-------- Data shown --------

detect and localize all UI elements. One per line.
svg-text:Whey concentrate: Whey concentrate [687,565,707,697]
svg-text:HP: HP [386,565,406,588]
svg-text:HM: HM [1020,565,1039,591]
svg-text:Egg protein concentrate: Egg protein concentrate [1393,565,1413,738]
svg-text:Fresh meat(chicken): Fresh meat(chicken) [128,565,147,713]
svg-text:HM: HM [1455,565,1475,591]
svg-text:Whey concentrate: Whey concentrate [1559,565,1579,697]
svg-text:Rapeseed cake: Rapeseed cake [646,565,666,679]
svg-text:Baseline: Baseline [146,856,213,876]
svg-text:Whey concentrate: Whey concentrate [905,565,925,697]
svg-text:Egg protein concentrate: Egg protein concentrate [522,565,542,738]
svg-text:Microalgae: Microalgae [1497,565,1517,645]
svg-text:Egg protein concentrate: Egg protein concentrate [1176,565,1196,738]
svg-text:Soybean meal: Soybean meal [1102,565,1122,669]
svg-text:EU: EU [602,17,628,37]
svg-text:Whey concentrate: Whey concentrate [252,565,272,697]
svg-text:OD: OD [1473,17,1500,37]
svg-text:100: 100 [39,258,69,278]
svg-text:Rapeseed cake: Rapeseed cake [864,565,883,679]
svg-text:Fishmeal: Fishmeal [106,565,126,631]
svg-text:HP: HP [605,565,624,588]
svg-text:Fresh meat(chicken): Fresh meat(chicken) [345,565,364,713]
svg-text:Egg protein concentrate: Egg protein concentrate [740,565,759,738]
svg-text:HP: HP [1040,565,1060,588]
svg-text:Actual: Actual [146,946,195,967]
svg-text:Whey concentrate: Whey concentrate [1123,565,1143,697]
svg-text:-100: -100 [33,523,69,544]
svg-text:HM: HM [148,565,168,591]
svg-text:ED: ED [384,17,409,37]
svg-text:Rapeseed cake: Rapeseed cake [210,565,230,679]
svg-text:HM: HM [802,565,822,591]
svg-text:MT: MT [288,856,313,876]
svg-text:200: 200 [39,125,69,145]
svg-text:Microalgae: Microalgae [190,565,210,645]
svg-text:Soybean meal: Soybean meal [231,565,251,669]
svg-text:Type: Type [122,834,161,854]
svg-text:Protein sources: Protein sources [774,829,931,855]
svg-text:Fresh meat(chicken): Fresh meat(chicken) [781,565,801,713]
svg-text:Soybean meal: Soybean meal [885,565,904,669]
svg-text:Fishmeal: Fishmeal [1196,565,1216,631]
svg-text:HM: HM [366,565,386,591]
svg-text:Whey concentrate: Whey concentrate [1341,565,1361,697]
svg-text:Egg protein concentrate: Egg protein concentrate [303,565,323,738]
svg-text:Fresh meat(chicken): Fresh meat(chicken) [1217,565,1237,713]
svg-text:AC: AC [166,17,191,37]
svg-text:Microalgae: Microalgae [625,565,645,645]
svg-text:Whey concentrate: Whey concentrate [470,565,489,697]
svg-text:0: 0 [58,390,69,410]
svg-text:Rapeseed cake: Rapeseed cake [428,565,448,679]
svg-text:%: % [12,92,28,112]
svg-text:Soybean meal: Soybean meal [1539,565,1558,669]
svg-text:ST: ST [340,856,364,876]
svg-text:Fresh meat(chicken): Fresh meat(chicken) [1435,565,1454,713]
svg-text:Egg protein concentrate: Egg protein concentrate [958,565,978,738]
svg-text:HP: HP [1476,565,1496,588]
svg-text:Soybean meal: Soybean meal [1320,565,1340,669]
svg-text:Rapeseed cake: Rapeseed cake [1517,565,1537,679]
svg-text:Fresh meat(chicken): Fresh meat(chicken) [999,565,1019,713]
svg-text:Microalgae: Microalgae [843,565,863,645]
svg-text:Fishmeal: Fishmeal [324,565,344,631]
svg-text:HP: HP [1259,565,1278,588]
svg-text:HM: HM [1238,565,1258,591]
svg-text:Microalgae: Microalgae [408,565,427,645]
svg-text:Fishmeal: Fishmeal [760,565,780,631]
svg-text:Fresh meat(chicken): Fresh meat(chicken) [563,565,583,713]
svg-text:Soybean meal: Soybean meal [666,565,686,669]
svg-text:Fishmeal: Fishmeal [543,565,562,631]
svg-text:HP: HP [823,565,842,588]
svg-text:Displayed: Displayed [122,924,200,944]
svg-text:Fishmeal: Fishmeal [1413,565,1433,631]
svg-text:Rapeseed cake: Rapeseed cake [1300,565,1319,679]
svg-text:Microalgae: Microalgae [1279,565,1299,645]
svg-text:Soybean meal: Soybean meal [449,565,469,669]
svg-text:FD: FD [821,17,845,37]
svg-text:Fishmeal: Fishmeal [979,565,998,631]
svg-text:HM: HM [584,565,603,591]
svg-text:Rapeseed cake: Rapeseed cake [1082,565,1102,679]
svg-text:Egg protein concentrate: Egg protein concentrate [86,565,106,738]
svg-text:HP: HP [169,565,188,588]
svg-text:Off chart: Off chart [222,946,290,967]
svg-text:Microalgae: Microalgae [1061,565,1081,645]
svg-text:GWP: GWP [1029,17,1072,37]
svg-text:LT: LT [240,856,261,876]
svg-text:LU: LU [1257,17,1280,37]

--------

> Your goal
Track down all lines above with the string "meat" and copy them.

> Solution below
svg-text:Fresh meat(chicken): Fresh meat(chicken) [128,565,147,713]
svg-text:Fresh meat(chicken): Fresh meat(chicken) [345,565,364,713]
svg-text:Fresh meat(chicken): Fresh meat(chicken) [781,565,801,713]
svg-text:Fresh meat(chicken): Fresh meat(chicken) [1217,565,1237,713]
svg-text:Fresh meat(chicken): Fresh meat(chicken) [1435,565,1454,713]
svg-text:Fresh meat(chicken): Fresh meat(chicken) [999,565,1019,713]
svg-text:Fresh meat(chicken): Fresh meat(chicken) [563,565,583,713]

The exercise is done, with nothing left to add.